### EXCERPTED PASSAGE

>>>

Keyboard shortcuts

Press or to navigate between chapters

Press S or / to search in the book

Press ? to show this help

Press Esc to hide this help

Retry and Resilience Patterns

Overview

Stillwater provides retry helpers for Effect-based computations. Retry policies are pure data structures, and retry execution happens at the effect boundary through free functions in stillwater::effect::retry or the effect prelude when the async feature is enabled.

Why Retry Patterns?

Network requests fail. Databases have hiccups. External APIs rate-limit you. Robust applications need to handle transient failures gracefully:

Without retry:

#![allow(unused)]
fn main() {
let data = fetch_data().run(&env).await?;
}

With retry:

#![allow(unused)]
fn main() {
use stillwater::effect::retry::retry;
use stillwater::RetryPolicy;
use std::time::Duration;

let data = retry(
    || fetch_data(),
    RetryPolicy::exponential(Duration::from_millis(100))

<<<

### PROBLEM DESCRIPTION
Do these statements agree with the retry patterns page? Answer yes or no for each and quote the words that decide it.
1. Retry policies in Stillwater are pure data structures.
2. Retry execution happens inside the policy objects themselves.
3. Pressing S shows the help.
Rely on the retry patterns page alone.

### DATA

>>>

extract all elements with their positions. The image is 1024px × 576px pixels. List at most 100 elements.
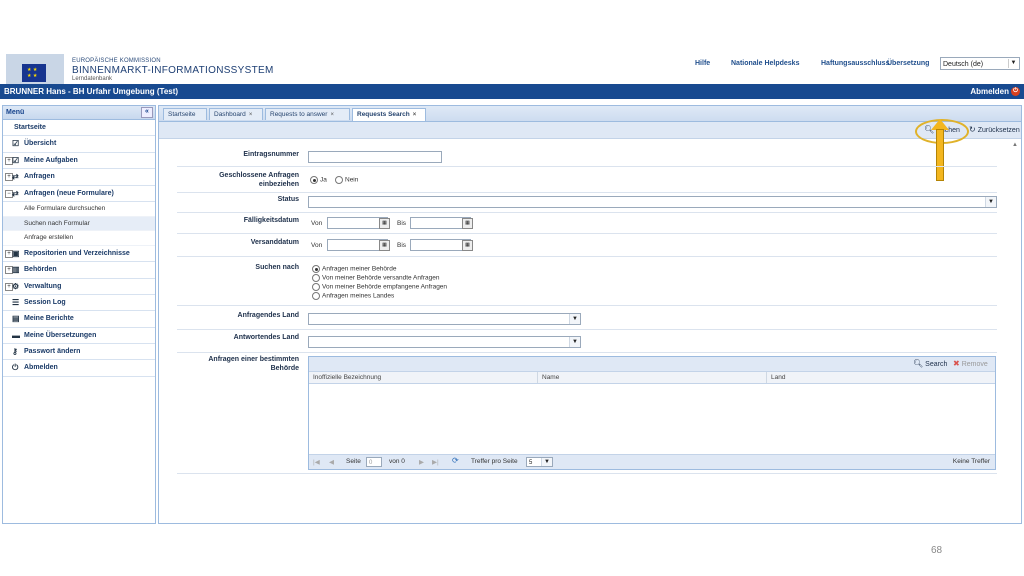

<<<

### SOLUTION TO THIS PROBLEM
1. Yes: "Retry policies are pure data structures"
2. No: "retry execution happens at the effect boundary through free functions in stillwater::effect::retry or the effect prelude when the async feature is enabled"
3. No: "Press S or / to search in the book"